====== Record excerpts ======
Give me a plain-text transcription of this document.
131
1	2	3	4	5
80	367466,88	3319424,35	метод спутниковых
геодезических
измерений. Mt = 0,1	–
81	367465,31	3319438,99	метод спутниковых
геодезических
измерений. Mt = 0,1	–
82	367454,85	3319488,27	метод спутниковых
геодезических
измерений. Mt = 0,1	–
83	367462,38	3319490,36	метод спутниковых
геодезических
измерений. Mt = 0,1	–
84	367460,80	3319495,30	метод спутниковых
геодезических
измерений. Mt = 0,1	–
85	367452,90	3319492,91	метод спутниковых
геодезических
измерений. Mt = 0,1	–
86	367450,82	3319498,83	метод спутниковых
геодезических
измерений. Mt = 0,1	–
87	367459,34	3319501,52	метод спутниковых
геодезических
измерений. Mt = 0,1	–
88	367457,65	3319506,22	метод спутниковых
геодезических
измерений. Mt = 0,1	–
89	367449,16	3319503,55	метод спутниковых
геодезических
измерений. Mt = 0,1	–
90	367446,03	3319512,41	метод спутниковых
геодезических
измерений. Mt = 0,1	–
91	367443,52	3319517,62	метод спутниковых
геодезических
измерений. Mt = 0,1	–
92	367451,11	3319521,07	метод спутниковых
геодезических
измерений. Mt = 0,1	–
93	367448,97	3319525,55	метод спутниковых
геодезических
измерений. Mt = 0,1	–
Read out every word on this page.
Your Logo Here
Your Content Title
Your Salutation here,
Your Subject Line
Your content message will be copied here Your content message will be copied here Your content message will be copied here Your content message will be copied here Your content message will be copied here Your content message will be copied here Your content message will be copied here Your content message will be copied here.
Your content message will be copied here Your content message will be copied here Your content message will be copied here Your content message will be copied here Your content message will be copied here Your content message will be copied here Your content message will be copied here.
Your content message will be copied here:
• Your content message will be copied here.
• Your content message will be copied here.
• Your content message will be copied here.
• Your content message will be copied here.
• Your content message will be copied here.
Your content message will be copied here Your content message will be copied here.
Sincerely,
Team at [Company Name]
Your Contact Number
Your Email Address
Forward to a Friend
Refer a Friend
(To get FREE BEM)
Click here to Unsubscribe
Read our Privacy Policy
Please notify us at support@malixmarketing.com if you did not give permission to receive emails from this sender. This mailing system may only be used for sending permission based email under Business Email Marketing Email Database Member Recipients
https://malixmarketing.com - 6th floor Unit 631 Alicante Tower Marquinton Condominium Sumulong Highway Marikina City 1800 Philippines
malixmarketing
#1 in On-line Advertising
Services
======
● **Stated goal**
Output each record exactly, leaving nothing out.

● **Complete answer**
Give me a plain-text transcription of this document.
131
1	2	3	4	5
80	367466,88	3319424,35	метод спутниковых
геодезических
измерений. Mt = 0,1	–
81	367465,31	3319438,99	метод спутниковых
геодезических
измерений. Mt = 0,1	–
82	367454,85	3319488,27	метод спутниковых
геодезических
измерений. Mt = 0,1	–
83	367462,38	3319490,36	метод спутниковых
геодезических
измерений. Mt = 0,1	–
84	367460,80	3319495,30	метод спутниковых
геодезических
измерений. Mt = 0,1	–
85	367452,90	3319492,91	метод спутниковых
геодезических
измерений. Mt = 0,1	–
86	367450,82	3319498,83	метод спутниковых
геодезических
измерений. Mt = 0,1	–
87	367459,34	3319501,52	метод спутниковых
геодезических
измерений. Mt = 0,1	–
88	367457,65	3319506,22	метод спутниковых
геодезических
измерений. Mt = 0,1	–
89	367449,16	3319503,55	метод спутниковых
геодезических
измерений. Mt = 0,1	–
90	367446,03	3319512,41	метод спутниковых
геодезических
измерений. Mt = 0,1	–
91	367443,52	3319517,62	метод спутниковых
геодезических
измерений. Mt = 0,1	–
92	367451,11	3319521,07	метод спутниковых
геодезических
измерений. Mt = 0,1	–
93	367448,97	3319525,55	метод спутниковых
геодезических
измерений. Mt = 0,1	–
Read out every word on this page.
Your Logo Here
Your Content Title
Your Salutation here,
Your Subject Line
Your content message will be copied here Your content message will be copied here Your content message will be copied here Your content message will be copied here Your content message will be copied here Your content message will be copied here Your content message will be copied here Your content message will be copied here.
Your content message will be copied here Your content message will be copied here Your content message will be copied here Your content message will be copied here Your content message will be copied here Your content message will be copied here Your content message will be copied here.
Your content message will be copied here:
• Your content message will be copied here.
• Your content message will be copied here.
• Your content message will be copied here.
• Your content message will be copied here.
• Your content message will be copied here.
Your content message will be copied here Your content message will be copied here.
Sincerely,
Team at [Company Name]
Your Contact Number
Your Email Address
Forward to a Friend
Refer a Friend
(To get FREE BEM)
Click here to Unsubscribe
Read our Privacy Policy
Please notify us at support@malixmarketing.com if you did not give permission to receive emails from this sender. This mailing system may only be used for sending permission based email under Business Email Marketing Email Database Member Recipients
https://malixmarketing.com - 6th floor Unit 631 Alicante Tower Marquinton Condominium Sumulong Highway Marikina City 1800 Philippines
malixmarketing
#1 in On-line Advertising
Services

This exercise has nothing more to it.